▶ **Entries shown**
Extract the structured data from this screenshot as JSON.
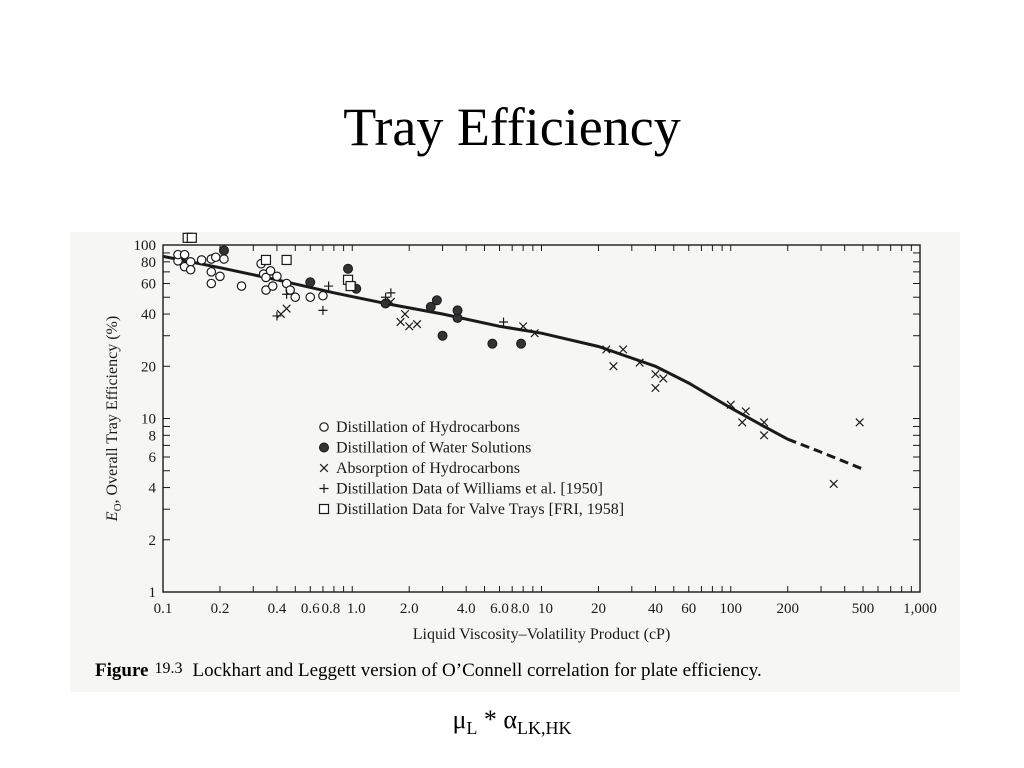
{
  "slide": {
    "title": "Tray Efficiency",
    "subtitle": {
      "mu": "μ",
      "mu_sub": "L",
      "op": " * ",
      "alpha": "α",
      "alpha_sub": "LK,HK"
    }
  },
  "caption": {
    "label": "Figure",
    "number": "19.3",
    "text": "Lockhart and Leggett version of O’Connell correlation for plate efficiency."
  },
  "colors": {
    "background": "#ffffff",
    "figure_background": "#f6f6f4",
    "ink": "#1a1a1a"
  },
  "chart_data": {
    "type": "scatter",
    "xscale": "log",
    "yscale": "log",
    "xlim": [
      0.1,
      1000
    ],
    "ylim": [
      1,
      100
    ],
    "xlabel": "Liquid Viscosity–Volatility Product (cP)",
    "ylabel": "E_O, Overall Tray Efficiency (%)",
    "ylabel_parts": {
      "symbol": "E",
      "sub": "O",
      "rest": ", Overall Tray Efficiency (%)"
    },
    "xticks": [
      0.1,
      0.2,
      0.4,
      0.6,
      0.8,
      1.0,
      2.0,
      4.0,
      6.0,
      8.0,
      10,
      20,
      40,
      60,
      100,
      200,
      500,
      1000
    ],
    "xtick_labels": [
      "0.1",
      "0.2",
      "0.4",
      "0.6",
      "0.8",
      "1.0",
      "2.0",
      "4.0",
      "6.0",
      "8.0",
      "10",
      "20",
      "40",
      "60",
      "100",
      "200",
      "500",
      "1,000"
    ],
    "yticks": [
      1,
      2,
      4,
      6,
      8,
      10,
      20,
      40,
      60,
      80,
      100
    ],
    "ytick_labels": [
      "1",
      "2",
      "4",
      "6",
      "8",
      "10",
      "20",
      "40",
      "60",
      "80",
      "100"
    ],
    "legend_position": "center",
    "series": [
      {
        "name": "Distillation of Hydrocarbons",
        "marker": "open-circle",
        "points": [
          [
            0.12,
            81
          ],
          [
            0.12,
            88
          ],
          [
            0.13,
            75
          ],
          [
            0.13,
            88
          ],
          [
            0.14,
            80
          ],
          [
            0.14,
            72
          ],
          [
            0.16,
            82
          ],
          [
            0.18,
            83
          ],
          [
            0.18,
            70
          ],
          [
            0.18,
            60
          ],
          [
            0.19,
            85
          ],
          [
            0.2,
            66
          ],
          [
            0.21,
            83
          ],
          [
            0.26,
            58
          ],
          [
            0.33,
            78
          ],
          [
            0.34,
            68
          ],
          [
            0.35,
            65
          ],
          [
            0.35,
            55
          ],
          [
            0.37,
            71
          ],
          [
            0.38,
            58
          ],
          [
            0.4,
            66
          ],
          [
            0.45,
            60
          ],
          [
            0.47,
            55
          ],
          [
            0.5,
            50
          ],
          [
            0.6,
            50
          ],
          [
            0.7,
            51
          ]
        ]
      },
      {
        "name": "Distillation of Water Solutions",
        "marker": "filled-circle",
        "points": [
          [
            0.21,
            93
          ],
          [
            0.6,
            61
          ],
          [
            0.95,
            73
          ],
          [
            1.05,
            56
          ],
          [
            1.5,
            46
          ],
          [
            2.6,
            44
          ],
          [
            2.8,
            48
          ],
          [
            3.0,
            30
          ],
          [
            3.6,
            38
          ],
          [
            3.6,
            42
          ],
          [
            5.5,
            27
          ],
          [
            7.8,
            27
          ]
        ]
      },
      {
        "name": "Absorption of Hydrocarbons",
        "marker": "x",
        "points": [
          [
            0.45,
            43
          ],
          [
            0.42,
            40
          ],
          [
            1.0,
            58
          ],
          [
            1.6,
            47
          ],
          [
            1.8,
            36
          ],
          [
            1.9,
            40
          ],
          [
            2.0,
            34
          ],
          [
            2.2,
            35
          ],
          [
            8.0,
            34
          ],
          [
            9.2,
            31
          ],
          [
            22,
            25
          ],
          [
            24,
            20
          ],
          [
            27,
            25
          ],
          [
            33,
            21
          ],
          [
            40,
            18
          ],
          [
            40,
            15
          ],
          [
            44,
            17
          ],
          [
            100,
            12
          ],
          [
            115,
            9.5
          ],
          [
            120,
            11
          ],
          [
            150,
            9.5
          ],
          [
            150,
            8
          ],
          [
            350,
            4.2
          ],
          [
            480,
            9.5
          ]
        ]
      },
      {
        "name": "Distillation Data of Williams et al. [1950]",
        "marker": "plus",
        "points": [
          [
            0.4,
            39
          ],
          [
            0.45,
            52
          ],
          [
            0.7,
            42
          ],
          [
            0.75,
            58
          ],
          [
            1.5,
            50
          ],
          [
            1.6,
            53
          ],
          [
            6.3,
            36
          ]
        ]
      },
      {
        "name": "Distillation Data for Valve Trays [FRI, 1958]",
        "marker": "open-square",
        "points": [
          [
            0.135,
            110
          ],
          [
            0.142,
            110
          ],
          [
            0.35,
            82
          ],
          [
            0.45,
            82
          ],
          [
            0.95,
            63
          ],
          [
            0.98,
            58
          ]
        ]
      }
    ],
    "correlation_curve": {
      "solid": [
        [
          0.1,
          86
        ],
        [
          0.2,
          74
        ],
        [
          0.4,
          63
        ],
        [
          0.8,
          53
        ],
        [
          1.5,
          46
        ],
        [
          3,
          40
        ],
        [
          6,
          34
        ],
        [
          10,
          31
        ],
        [
          20,
          26
        ],
        [
          40,
          20
        ],
        [
          60,
          16
        ],
        [
          100,
          11.5
        ],
        [
          150,
          9
        ],
        [
          200,
          7.6
        ]
      ],
      "dashed": [
        [
          200,
          7.6
        ],
        [
          300,
          6.4
        ],
        [
          500,
          5.1
        ]
      ]
    }
  }
}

▶ **What is required**
Copy every line above that includes the string "name".

▶ **Solution to this exercise**
        "name": "Distillation of Hydrocarbons",
        "name": "Distillation of Water Solutions",
        "name": "Absorption of Hydrocarbons",
        "name": "Distillation Data of Williams et al. [1950]",
        "name": "Distillation Data for Valve Trays [FRI, 1958]",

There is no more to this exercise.